▸ **Work instructions**: Gather up the lines that contain "Precipitation".

▸ **Provided records**:
-- begin --

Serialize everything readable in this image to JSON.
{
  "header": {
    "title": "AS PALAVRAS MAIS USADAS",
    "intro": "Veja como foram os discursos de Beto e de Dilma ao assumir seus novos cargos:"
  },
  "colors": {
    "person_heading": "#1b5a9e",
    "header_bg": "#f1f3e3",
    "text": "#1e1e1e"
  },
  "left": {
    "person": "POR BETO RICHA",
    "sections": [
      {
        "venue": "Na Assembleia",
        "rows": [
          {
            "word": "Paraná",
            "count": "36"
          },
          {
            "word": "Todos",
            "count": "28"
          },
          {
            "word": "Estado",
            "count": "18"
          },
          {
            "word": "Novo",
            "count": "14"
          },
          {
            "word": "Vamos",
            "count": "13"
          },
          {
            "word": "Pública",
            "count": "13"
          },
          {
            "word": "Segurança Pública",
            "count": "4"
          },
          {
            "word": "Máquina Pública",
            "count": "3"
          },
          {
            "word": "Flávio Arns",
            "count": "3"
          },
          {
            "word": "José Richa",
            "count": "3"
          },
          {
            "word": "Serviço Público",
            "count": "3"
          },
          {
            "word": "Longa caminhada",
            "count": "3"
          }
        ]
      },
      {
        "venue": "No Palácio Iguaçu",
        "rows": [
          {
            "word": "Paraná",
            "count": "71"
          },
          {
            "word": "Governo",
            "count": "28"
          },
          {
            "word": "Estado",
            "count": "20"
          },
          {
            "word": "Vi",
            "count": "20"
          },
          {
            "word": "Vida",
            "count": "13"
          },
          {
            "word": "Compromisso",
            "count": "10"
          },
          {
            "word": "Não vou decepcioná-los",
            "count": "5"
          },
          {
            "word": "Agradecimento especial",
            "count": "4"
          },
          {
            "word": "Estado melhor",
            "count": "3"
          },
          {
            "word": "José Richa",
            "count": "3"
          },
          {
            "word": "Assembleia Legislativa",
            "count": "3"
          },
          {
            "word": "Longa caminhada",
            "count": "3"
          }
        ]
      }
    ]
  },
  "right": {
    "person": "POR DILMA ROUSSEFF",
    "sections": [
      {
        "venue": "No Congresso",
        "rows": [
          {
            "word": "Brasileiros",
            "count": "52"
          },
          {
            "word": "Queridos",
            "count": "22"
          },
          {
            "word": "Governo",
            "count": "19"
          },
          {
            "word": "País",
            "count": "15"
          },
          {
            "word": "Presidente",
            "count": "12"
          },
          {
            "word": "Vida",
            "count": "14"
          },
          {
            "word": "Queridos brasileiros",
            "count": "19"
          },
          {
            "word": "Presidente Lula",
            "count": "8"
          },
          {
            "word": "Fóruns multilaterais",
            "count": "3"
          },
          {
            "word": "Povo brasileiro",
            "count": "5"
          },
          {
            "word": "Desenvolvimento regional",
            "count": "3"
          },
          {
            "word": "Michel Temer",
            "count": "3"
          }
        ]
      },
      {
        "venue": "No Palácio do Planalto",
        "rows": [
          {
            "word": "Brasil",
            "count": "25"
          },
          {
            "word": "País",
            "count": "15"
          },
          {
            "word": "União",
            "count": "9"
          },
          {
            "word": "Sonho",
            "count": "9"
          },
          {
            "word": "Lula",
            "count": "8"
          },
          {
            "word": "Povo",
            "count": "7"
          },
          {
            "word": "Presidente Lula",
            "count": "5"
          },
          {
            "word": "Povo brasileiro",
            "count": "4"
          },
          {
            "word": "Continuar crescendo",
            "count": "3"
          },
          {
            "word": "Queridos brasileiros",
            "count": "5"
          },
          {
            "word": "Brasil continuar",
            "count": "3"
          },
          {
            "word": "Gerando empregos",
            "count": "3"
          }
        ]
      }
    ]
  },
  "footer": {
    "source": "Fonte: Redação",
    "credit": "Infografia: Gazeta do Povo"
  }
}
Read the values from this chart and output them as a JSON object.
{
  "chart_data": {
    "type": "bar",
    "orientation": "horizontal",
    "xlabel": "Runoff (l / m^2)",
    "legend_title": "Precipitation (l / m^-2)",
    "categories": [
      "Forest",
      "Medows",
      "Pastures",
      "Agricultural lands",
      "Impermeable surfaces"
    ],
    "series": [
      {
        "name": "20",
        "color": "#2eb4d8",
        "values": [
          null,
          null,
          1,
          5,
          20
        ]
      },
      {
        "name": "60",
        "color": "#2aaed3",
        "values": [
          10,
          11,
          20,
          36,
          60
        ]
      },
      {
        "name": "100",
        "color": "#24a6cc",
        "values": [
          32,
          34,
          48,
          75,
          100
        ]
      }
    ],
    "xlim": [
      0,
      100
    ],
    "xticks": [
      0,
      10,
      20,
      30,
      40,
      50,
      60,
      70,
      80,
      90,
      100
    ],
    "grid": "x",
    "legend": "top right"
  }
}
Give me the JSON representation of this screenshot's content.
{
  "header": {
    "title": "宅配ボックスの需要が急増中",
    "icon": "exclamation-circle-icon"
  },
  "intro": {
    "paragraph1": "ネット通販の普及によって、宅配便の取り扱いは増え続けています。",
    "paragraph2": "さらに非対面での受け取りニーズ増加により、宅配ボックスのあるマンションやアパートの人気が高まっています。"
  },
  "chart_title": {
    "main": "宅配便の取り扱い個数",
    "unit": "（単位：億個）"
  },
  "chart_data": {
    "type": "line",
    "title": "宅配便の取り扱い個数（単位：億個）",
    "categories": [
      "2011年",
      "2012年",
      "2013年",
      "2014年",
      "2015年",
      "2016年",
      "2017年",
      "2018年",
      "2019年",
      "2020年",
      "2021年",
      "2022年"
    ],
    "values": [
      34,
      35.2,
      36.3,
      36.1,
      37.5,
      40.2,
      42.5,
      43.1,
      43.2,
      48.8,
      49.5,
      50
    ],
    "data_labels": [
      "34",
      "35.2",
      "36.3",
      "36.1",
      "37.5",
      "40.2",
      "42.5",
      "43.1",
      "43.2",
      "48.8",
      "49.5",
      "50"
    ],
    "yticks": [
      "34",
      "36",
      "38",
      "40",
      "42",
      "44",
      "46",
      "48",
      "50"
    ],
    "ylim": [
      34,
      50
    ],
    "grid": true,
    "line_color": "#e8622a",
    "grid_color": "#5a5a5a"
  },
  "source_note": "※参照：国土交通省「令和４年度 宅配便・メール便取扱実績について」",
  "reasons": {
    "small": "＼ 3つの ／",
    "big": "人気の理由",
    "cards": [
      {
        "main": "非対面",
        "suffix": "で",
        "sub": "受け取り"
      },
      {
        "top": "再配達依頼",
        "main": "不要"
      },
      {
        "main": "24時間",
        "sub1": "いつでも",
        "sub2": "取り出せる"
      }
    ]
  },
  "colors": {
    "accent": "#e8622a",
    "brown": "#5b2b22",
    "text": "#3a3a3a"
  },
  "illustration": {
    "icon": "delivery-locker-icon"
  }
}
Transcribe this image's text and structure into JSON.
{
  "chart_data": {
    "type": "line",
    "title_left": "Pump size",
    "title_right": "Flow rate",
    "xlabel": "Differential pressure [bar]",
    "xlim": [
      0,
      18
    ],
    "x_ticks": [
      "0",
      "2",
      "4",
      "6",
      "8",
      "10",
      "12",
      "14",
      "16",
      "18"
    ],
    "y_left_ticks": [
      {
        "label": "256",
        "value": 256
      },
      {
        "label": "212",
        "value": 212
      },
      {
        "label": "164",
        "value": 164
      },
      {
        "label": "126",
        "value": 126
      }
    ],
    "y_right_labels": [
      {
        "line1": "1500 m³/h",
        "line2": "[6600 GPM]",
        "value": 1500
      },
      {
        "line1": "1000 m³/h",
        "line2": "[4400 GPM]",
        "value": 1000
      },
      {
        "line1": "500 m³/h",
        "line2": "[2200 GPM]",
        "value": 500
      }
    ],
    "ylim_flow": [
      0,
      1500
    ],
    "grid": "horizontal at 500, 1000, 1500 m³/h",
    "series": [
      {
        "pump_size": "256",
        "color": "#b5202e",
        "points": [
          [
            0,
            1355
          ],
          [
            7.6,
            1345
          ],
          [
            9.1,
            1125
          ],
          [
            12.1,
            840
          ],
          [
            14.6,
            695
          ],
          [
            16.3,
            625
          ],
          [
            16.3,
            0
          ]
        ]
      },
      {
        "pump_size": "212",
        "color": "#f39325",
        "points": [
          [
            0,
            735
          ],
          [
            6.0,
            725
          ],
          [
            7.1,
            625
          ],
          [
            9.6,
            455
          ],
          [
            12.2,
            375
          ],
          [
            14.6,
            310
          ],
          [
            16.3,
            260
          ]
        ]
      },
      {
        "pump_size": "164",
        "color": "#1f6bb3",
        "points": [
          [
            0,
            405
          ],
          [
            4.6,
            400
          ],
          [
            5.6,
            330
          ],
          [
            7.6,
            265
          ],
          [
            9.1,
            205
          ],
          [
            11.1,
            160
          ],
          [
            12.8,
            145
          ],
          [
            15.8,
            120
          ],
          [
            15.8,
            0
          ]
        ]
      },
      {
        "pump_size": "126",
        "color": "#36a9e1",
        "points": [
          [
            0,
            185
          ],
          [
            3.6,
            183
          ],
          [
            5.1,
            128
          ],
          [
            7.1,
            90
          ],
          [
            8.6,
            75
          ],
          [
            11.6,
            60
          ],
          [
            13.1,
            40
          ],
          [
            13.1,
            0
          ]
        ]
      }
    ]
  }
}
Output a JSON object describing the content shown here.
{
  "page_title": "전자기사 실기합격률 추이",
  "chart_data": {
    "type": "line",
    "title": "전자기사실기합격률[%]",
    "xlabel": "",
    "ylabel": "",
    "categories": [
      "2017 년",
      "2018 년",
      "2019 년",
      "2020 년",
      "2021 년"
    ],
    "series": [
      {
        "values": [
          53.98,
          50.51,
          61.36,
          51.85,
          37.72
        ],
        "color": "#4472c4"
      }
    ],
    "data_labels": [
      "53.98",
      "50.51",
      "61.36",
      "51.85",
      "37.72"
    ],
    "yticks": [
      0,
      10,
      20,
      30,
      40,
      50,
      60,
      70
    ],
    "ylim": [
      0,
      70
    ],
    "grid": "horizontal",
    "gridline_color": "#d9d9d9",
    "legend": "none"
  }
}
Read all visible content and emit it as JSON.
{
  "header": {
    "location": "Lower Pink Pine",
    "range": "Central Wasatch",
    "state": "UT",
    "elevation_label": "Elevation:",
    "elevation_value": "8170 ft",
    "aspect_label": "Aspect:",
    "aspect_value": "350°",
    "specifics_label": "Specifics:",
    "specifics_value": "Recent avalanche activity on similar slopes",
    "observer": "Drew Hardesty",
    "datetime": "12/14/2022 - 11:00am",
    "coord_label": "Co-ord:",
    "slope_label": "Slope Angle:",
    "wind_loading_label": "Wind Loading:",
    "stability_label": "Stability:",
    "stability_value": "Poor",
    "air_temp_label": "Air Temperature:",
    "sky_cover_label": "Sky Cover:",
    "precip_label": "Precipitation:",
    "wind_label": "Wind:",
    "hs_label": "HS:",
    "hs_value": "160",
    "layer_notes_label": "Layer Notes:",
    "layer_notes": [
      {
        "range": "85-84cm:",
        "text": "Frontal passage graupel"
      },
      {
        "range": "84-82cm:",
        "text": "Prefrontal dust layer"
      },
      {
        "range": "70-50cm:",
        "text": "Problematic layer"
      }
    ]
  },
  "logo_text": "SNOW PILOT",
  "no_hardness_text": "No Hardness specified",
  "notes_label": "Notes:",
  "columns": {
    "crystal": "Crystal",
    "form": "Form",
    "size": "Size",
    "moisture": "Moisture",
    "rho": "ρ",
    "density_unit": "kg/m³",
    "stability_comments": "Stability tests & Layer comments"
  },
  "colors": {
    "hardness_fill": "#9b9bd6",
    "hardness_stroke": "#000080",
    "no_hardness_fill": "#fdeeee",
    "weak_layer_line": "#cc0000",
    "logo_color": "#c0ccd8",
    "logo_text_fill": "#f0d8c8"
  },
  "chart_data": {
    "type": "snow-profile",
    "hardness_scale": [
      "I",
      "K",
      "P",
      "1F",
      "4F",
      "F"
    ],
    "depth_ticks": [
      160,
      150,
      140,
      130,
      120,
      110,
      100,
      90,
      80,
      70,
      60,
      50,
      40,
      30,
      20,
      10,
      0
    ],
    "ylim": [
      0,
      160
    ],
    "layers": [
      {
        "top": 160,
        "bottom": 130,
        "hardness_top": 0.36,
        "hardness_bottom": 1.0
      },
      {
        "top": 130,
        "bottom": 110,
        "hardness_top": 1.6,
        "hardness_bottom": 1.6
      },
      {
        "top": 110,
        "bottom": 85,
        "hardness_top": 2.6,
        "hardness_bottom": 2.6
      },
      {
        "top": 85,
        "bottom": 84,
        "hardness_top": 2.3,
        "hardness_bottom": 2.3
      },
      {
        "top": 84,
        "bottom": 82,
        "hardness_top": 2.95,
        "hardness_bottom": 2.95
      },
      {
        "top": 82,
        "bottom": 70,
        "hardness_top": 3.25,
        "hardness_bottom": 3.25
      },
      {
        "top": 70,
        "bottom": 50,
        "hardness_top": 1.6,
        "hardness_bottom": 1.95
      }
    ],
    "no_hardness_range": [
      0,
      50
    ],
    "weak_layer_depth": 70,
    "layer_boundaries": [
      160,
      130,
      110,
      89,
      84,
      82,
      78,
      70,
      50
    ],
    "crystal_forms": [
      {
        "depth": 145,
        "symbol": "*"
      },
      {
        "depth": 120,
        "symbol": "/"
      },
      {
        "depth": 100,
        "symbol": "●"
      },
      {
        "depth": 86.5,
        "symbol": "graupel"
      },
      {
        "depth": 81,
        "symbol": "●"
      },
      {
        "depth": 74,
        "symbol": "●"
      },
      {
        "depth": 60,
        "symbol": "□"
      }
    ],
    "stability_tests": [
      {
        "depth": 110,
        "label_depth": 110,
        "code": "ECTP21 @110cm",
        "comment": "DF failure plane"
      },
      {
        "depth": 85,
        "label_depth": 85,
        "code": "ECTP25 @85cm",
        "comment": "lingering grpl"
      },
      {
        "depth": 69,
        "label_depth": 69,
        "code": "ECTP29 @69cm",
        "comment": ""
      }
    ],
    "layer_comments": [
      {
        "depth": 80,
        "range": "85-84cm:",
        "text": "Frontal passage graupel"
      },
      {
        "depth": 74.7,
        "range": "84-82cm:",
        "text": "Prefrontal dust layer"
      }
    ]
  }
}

-- end --

▸ **Solution to the problem**:
    "legend_title": "Precipitation (l / m^-2)",
    "precip_label": "Precipitation:",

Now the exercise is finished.